» DATA PROVIDED:
++++++++++

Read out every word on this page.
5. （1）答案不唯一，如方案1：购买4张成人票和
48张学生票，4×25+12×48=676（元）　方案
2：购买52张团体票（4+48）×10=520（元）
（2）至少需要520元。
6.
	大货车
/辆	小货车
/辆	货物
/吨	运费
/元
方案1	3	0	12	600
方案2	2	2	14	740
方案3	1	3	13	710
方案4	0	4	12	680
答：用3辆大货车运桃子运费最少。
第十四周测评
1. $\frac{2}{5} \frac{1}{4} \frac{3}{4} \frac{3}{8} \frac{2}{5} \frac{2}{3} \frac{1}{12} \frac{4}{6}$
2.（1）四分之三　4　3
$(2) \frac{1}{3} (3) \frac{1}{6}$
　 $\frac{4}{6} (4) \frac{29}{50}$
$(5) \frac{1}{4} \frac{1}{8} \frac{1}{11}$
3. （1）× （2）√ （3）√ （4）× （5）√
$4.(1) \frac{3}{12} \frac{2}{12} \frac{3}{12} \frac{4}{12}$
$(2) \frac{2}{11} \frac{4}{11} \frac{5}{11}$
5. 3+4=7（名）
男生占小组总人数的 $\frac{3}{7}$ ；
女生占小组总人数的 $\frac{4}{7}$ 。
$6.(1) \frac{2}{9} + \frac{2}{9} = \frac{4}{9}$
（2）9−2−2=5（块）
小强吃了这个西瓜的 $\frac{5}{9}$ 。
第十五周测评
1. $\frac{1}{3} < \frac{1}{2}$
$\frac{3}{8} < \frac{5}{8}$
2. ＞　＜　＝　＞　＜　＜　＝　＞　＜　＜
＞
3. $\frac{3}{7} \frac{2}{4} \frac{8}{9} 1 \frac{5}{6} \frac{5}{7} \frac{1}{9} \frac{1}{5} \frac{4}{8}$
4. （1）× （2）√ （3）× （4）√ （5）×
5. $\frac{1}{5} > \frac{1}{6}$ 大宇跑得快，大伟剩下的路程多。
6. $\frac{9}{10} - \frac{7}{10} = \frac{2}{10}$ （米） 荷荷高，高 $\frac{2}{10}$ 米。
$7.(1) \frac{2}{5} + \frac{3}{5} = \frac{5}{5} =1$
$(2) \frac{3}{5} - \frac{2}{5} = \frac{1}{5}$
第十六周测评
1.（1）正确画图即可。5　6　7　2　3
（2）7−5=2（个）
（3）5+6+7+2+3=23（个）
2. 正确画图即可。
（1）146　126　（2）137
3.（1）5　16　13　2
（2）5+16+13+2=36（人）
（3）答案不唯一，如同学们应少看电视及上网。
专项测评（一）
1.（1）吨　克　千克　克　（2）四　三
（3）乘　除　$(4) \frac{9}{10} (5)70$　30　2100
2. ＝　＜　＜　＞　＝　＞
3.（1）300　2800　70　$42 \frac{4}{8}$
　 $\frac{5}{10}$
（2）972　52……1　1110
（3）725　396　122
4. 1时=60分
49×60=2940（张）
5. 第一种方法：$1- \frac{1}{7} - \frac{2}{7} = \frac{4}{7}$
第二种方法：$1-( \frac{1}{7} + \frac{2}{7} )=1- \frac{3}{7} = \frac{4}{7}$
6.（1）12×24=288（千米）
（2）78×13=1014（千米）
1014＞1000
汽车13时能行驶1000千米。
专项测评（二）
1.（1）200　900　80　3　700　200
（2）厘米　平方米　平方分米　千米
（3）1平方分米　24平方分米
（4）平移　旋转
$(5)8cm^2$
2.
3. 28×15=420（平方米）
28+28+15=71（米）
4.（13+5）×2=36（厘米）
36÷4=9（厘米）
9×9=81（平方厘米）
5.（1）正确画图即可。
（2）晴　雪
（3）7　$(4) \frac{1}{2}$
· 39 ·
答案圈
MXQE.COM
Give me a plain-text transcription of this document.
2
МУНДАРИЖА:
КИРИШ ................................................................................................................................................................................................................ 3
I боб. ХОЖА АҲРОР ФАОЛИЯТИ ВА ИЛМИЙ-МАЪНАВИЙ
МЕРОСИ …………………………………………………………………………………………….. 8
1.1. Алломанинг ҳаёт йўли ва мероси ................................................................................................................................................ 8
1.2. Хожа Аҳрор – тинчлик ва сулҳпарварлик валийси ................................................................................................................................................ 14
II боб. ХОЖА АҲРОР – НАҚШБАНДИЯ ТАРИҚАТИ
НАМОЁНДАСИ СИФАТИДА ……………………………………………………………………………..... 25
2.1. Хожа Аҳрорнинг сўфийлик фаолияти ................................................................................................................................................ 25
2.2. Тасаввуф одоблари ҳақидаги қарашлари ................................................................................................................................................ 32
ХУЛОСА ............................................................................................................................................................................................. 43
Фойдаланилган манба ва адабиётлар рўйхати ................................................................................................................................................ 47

++++++++++

» INSTRUCTION:
Extract the complete data, matching each line exactly.

» ANSWER TO THIS PROBLEM:
Read out every word on this page.
5. （1）答案不唯一，如方案1：购买4张成人票和
48张学生票，4×25+12×48=676（元）　方案
2：购买52张团体票（4+48）×10=520（元）
（2）至少需要520元。
6.
	大货车
/辆	小货车
/辆	货物
/吨	运费
/元
方案1	3	0	12	600
方案2	2	2	14	740
方案3	1	3	13	710
方案4	0	4	12	680
答：用3辆大货车运桃子运费最少。
第十四周测评
1. $\frac{2}{5} \frac{1}{4} \frac{3}{4} \frac{3}{8} \frac{2}{5} \frac{2}{3} \frac{1}{12} \frac{4}{6}$
2.（1）四分之三　4　3
$(2) \frac{1}{3} (3) \frac{1}{6}$
　 $\frac{4}{6} (4) \frac{29}{50}$
$(5) \frac{1}{4} \frac{1}{8} \frac{1}{11}$
3. （1）× （2）√ （3）√ （4）× （5）√
$4.(1) \frac{3}{12} \frac{2}{12} \frac{3}{12} \frac{4}{12}$
$(2) \frac{2}{11} \frac{4}{11} \frac{5}{11}$
5. 3+4=7（名）
男生占小组总人数的 $\frac{3}{7}$ ；
女生占小组总人数的 $\frac{4}{7}$ 。
$6.(1) \frac{2}{9} + \frac{2}{9} = \frac{4}{9}$
（2）9−2−2=5（块）
小强吃了这个西瓜的 $\frac{5}{9}$ 。
第十五周测评
1. $\frac{1}{3} < \frac{1}{2}$
$\frac{3}{8} < \frac{5}{8}$
2. ＞　＜　＝　＞　＜　＜　＝　＞　＜　＜
＞
3. $\frac{3}{7} \frac{2}{4} \frac{8}{9} 1 \frac{5}{6} \frac{5}{7} \frac{1}{9} \frac{1}{5} \frac{4}{8}$
4. （1）× （2）√ （3）× （4）√ （5）×
5. $\frac{1}{5} > \frac{1}{6}$ 大宇跑得快，大伟剩下的路程多。
6. $\frac{9}{10} - \frac{7}{10} = \frac{2}{10}$ （米） 荷荷高，高 $\frac{2}{10}$ 米。
$7.(1) \frac{2}{5} + \frac{3}{5} = \frac{5}{5} =1$
$(2) \frac{3}{5} - \frac{2}{5} = \frac{1}{5}$
第十六周测评
1.（1）正确画图即可。5　6　7　2　3
（2）7−5=2（个）
（3）5+6+7+2+3=23（个）
2. 正确画图即可。
（1）146　126　（2）137
3.（1）5　16　13　2
（2）5+16+13+2=36（人）
（3）答案不唯一，如同学们应少看电视及上网。
专项测评（一）
1.（1）吨　克　千克　克　（2）四　三
（3）乘　除　$(4) \frac{9}{10} (5)70$　30　2100
2. ＝　＜　＜　＞　＝　＞
3.（1）300　2800　70　$42 \frac{4}{8}$
　 $\frac{5}{10}$
（2）972　52……1　1110
（3）725　396　122
4. 1时=60分
49×60=2940（张）
5. 第一种方法：$1- \frac{1}{7} - \frac{2}{7} = \frac{4}{7}$
第二种方法：$1-( \frac{1}{7} + \frac{2}{7} )=1- \frac{3}{7} = \frac{4}{7}$
6.（1）12×24=288（千米）
（2）78×13=1014（千米）
1014＞1000
汽车13时能行驶1000千米。
专项测评（二）
1.（1）200　900　80　3　700　200
（2）厘米　平方米　平方分米　千米
（3）1平方分米　24平方分米
（4）平移　旋转
$(5)8cm^2$
2.
3. 28×15=420（平方米）
28+28+15=71（米）
4.（13+5）×2=36（厘米）
36÷4=9（厘米）
9×9=81（平方厘米）
5.（1）正确画图即可。
（2）晴　雪
（3）7　$(4) \frac{1}{2}$
· 39 ·
答案圈
MXQE.COM
Give me a plain-text transcription of this document.
2
МУНДАРИЖА:
КИРИШ ................................................................................................................................................................................................................ 3
I боб. ХОЖА АҲРОР ФАОЛИЯТИ ВА ИЛМИЙ-МАЪНАВИЙ
МЕРОСИ …………………………………………………………………………………………….. 8
1.1. Алломанинг ҳаёт йўли ва мероси ................................................................................................................................................ 8
1.2. Хожа Аҳрор – тинчлик ва сулҳпарварлик валийси ................................................................................................................................................ 14
II боб. ХОЖА АҲРОР – НАҚШБАНДИЯ ТАРИҚАТИ
НАМОЁНДАСИ СИФАТИДА ……………………………………………………………………………..... 25
2.1. Хожа Аҳрорнинг сўфийлик фаолияти ................................................................................................................................................ 25
2.2. Тасаввуф одоблари ҳақидаги қарашлари ................................................................................................................................................ 32
ХУЛОСА ............................................................................................................................................................................................. 43
Фойдаланилган манба ва адабиётлар рўйхати ................................................................................................................................................ 47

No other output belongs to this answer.